TASK DESCRIPTION → Copy out every line exactly, passing over the pictures.

TASK DATA →
———
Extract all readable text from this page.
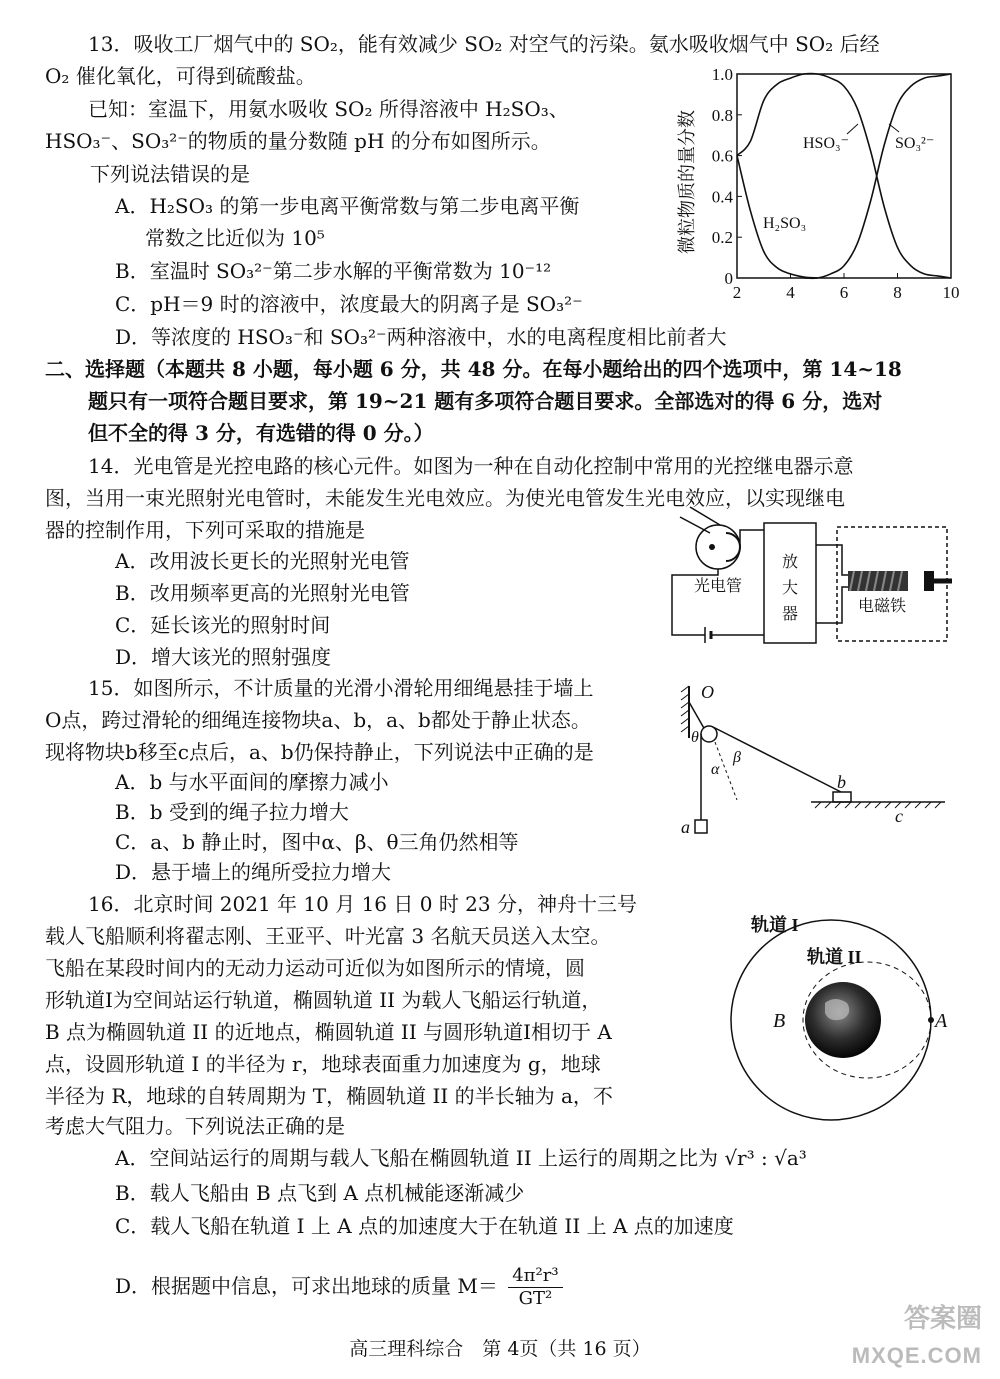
13．吸收工厂烟气中的 SO₂，能有效减少 SO₂ 对空气的污染。氨水吸收烟气中 SO₂ 后经
O₂ 催化氧化，可得到硫酸盐。
已知：室温下，用氨水吸收 SO₂ 所得溶液中 H₂SO₃、
HSO₃⁻、SO₃²⁻的物质的量分数随 pH 的分布如图所示。
下列说法错误的是
A．H₂SO₃ 的第一步电离平衡常数与第二步电离平衡
常数之比近似为 10⁵
B．室温时 SO₃²⁻第二步水解的平衡常数为 10⁻¹²
C．pH＝9 时的溶液中，浓度最大的阴离子是 SO₃²⁻
D．等浓度的 HSO₃⁻和 SO₃²⁻两种溶液中，水的电离程度相比前者大
微粒物质的量分数
2	4	6	8 10
0
0.2
0.4
0.6
0.8
1.0
HSO₃⁻	SO₃²⁻
H₂SO₃
二、选择题（本题共 8 小题，每小题 6 分，共 48 分。在每小题给出的四个选项中，第 14~18
题只有一项符合题目要求，第 19~21 题有多项符合题目要求。全部选对的得 6 分，选对
但不全的得 3 分，有选错的得 0 分。）
14．光电管是光控电路的核心元件。如图为一种在自动化控制中常用的光控继电器示意
图，当用一束光照射光电管时，未能发生光电效应。为使光电管发生光电效应，以实现继电
器的控制作用，下列可采取的措施是
A．改用波长更长的光照射光电管
B．改用频率更高的光照射光电管
C．延长该光的照射时间
D．增大该光的照射强度
放
大
器
光电管
电磁铁
15．如图所示，不计质量的光滑小滑轮用细绳悬挂于墙上
O点，跨过滑轮的细绳连接物块a、b，a、b都处于静止状态。
现将物块b移至c点后，a、b仍保持静止，下列说法中正确的是
A．b 与水平面间的摩擦力减小
B．b 受到的绳子拉力增大
C．a、b 静止时，图中α、β、θ三角仍然相等
D．悬于墙上的绳所受拉力增大
O
a
θ
α
β
b
c
16．北京时间 2021 年 10 月 16 日 0 时 23 分，神舟十三号
载人飞船顺利将翟志刚、王亚平、叶光富 3 名航天员送入太空。
飞船在某段时间内的无动力运动可近似为如图所示的情境，圆
形轨道I为空间站运行轨道，椭圆轨道 II 为载人飞船运行轨道，
B 点为椭圆轨道 II 的近地点，椭圆轨道 II 与圆形轨道I相切于 A
点，设圆形轨道 I 的半径为 r，地球表面重力加速度为 g，地球
半径为 R，地球的自转周期为 T，椭圆轨道 II 的半长轴为 a，不
考虑大气阻力。下列说法正确的是
A．空间站运行的周期与载人飞船在椭圆轨道 II 上运行的周期之比为 √r³ : √a³
B．载人飞船由 B 点飞到 A 点机械能逐渐减少
C．载人飞船在轨道 I 上 A 点的加速度大于在轨道 II 上 A 点的加速度
D．根据题中信息，可求出地球的质量 $M= \frac{\text{4π²r³}}{\text{GT²}}$
轨道 I
轨道 II
B	A
高三理科综合　第 4页（共 16 页）
答案圈
MXQE.COM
———
RESULT OF THIS EXERCISE →
Extract all readable text from this page.
13．吸收工厂烟气中的 SO₂，能有效减少 SO₂ 对空气的污染。氨水吸收烟气中 SO₂ 后经
O₂ 催化氧化，可得到硫酸盐。
已知：室温下，用氨水吸收 SO₂ 所得溶液中 H₂SO₃、
HSO₃⁻、SO₃²⁻的物质的量分数随 pH 的分布如图所示。
下列说法错误的是
A．H₂SO₃ 的第一步电离平衡常数与第二步电离平衡
常数之比近似为 10⁵
B．室温时 SO₃²⁻第二步水解的平衡常数为 10⁻¹²
C．pH＝9 时的溶液中，浓度最大的阴离子是 SO₃²⁻
D．等浓度的 HSO₃⁻和 SO₃²⁻两种溶液中，水的电离程度相比前者大
微粒物质的量分数
2	4	6	8 10
0
0.2
0.4
0.6
0.8
1.0
HSO₃⁻	SO₃²⁻
H₂SO₃
二、选择题（本题共 8 小题，每小题 6 分，共 48 分。在每小题给出的四个选项中，第 14~18
题只有一项符合题目要求，第 19~21 题有多项符合题目要求。全部选对的得 6 分，选对
但不全的得 3 分，有选错的得 0 分。）
14．光电管是光控电路的核心元件。如图为一种在自动化控制中常用的光控继电器示意
图，当用一束光照射光电管时，未能发生光电效应。为使光电管发生光电效应，以实现继电
器的控制作用，下列可采取的措施是
A．改用波长更长的光照射光电管
B．改用频率更高的光照射光电管
C．延长该光的照射时间
D．增大该光的照射强度
放
大
器
光电管
电磁铁
15．如图所示，不计质量的光滑小滑轮用细绳悬挂于墙上
O点，跨过滑轮的细绳连接物块a、b，a、b都处于静止状态。
现将物块b移至c点后，a、b仍保持静止，下列说法中正确的是
A．b 与水平面间的摩擦力减小
B．b 受到的绳子拉力增大
C．a、b 静止时，图中α、β、θ三角仍然相等
D．悬于墙上的绳所受拉力增大
O
a
θ
α
β
b
c
16．北京时间 2021 年 10 月 16 日 0 时 23 分，神舟十三号
载人飞船顺利将翟志刚、王亚平、叶光富 3 名航天员送入太空。
飞船在某段时间内的无动力运动可近似为如图所示的情境，圆
形轨道I为空间站运行轨道，椭圆轨道 II 为载人飞船运行轨道，
B 点为椭圆轨道 II 的近地点，椭圆轨道 II 与圆形轨道I相切于 A
点，设圆形轨道 I 的半径为 r，地球表面重力加速度为 g，地球
半径为 R，地球的自转周期为 T，椭圆轨道 II 的半长轴为 a，不
考虑大气阻力。下列说法正确的是
A．空间站运行的周期与载人飞船在椭圆轨道 II 上运行的周期之比为 √r³ : √a³
B．载人飞船由 B 点飞到 A 点机械能逐渐减少
C．载人飞船在轨道 I 上 A 点的加速度大于在轨道 II 上 A 点的加速度
D．根据题中信息，可求出地球的质量 $M= \frac{\text{4π²r³}}{\text{GT²}}$
轨道 I
轨道 II
B	A
高三理科综合　第 4页（共 16 页）
答案圈
MXQE.COM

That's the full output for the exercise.